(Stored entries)
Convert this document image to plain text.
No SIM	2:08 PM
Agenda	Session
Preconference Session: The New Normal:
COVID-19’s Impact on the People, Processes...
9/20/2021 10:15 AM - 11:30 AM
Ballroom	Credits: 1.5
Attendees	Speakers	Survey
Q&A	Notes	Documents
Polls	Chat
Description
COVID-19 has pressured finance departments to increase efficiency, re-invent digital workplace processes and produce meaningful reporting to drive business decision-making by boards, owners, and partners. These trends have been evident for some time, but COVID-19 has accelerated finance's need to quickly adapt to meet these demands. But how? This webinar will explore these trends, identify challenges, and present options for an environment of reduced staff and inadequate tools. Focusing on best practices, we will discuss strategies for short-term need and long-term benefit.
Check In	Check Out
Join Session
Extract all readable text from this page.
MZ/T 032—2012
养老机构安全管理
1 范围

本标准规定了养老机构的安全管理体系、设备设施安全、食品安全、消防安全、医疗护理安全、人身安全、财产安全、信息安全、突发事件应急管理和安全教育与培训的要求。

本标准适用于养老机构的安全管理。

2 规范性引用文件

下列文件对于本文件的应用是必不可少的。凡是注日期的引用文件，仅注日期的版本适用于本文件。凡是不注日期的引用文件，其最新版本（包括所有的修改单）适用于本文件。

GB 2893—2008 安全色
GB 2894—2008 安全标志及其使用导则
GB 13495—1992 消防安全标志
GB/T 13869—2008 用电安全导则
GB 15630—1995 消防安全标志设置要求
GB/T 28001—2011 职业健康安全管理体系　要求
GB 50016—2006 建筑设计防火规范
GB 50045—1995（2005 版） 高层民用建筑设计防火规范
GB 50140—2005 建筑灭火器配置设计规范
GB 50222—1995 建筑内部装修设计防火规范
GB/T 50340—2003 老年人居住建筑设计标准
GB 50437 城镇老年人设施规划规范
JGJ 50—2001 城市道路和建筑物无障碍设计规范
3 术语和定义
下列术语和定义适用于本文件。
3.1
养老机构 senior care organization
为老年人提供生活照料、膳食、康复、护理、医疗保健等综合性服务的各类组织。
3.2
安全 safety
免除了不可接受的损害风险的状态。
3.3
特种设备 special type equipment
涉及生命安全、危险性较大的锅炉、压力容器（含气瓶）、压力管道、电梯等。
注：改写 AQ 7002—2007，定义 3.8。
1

YOUR GOAL: Please output the complete data exactly.

FULL ANSWER:
Convert this document image to plain text.
No SIM	2:08 PM
Agenda	Session
Preconference Session: The New Normal:
COVID-19’s Impact on the People, Processes...
9/20/2021 10:15 AM - 11:30 AM
Ballroom	Credits: 1.5
Attendees	Speakers	Survey
Q&A	Notes	Documents
Polls	Chat
Description
COVID-19 has pressured finance departments to increase efficiency, re-invent digital workplace processes and produce meaningful reporting to drive business decision-making by boards, owners, and partners. These trends have been evident for some time, but COVID-19 has accelerated finance's need to quickly adapt to meet these demands. But how? This webinar will explore these trends, identify challenges, and present options for an environment of reduced staff and inadequate tools. Focusing on best practices, we will discuss strategies for short-term need and long-term benefit.
Check In	Check Out
Join Session
Extract all readable text from this page.
MZ/T 032—2012
养老机构安全管理
1 范围

本标准规定了养老机构的安全管理体系、设备设施安全、食品安全、消防安全、医疗护理安全、人身安全、财产安全、信息安全、突发事件应急管理和安全教育与培训的要求。

本标准适用于养老机构的安全管理。

2 规范性引用文件

下列文件对于本文件的应用是必不可少的。凡是注日期的引用文件，仅注日期的版本适用于本文件。凡是不注日期的引用文件，其最新版本（包括所有的修改单）适用于本文件。

GB 2893—2008 安全色
GB 2894—2008 安全标志及其使用导则
GB 13495—1992 消防安全标志
GB/T 13869—2008 用电安全导则
GB 15630—1995 消防安全标志设置要求
GB/T 28001—2011 职业健康安全管理体系　要求
GB 50016—2006 建筑设计防火规范
GB 50045—1995（2005 版） 高层民用建筑设计防火规范
GB 50140—2005 建筑灭火器配置设计规范
GB 50222—1995 建筑内部装修设计防火规范
GB/T 50340—2003 老年人居住建筑设计标准
GB 50437 城镇老年人设施规划规范
JGJ 50—2001 城市道路和建筑物无障碍设计规范
3 术语和定义
下列术语和定义适用于本文件。
3.1
养老机构 senior care organization
为老年人提供生活照料、膳食、康复、护理、医疗保健等综合性服务的各类组织。
3.2
安全 safety
免除了不可接受的损害风险的状态。
3.3
特种设备 special type equipment
涉及生命安全、危险性较大的锅炉、压力容器（含气瓶）、压力管道、电梯等。
注：改写 AQ 7002—2007，定义 3.8。
1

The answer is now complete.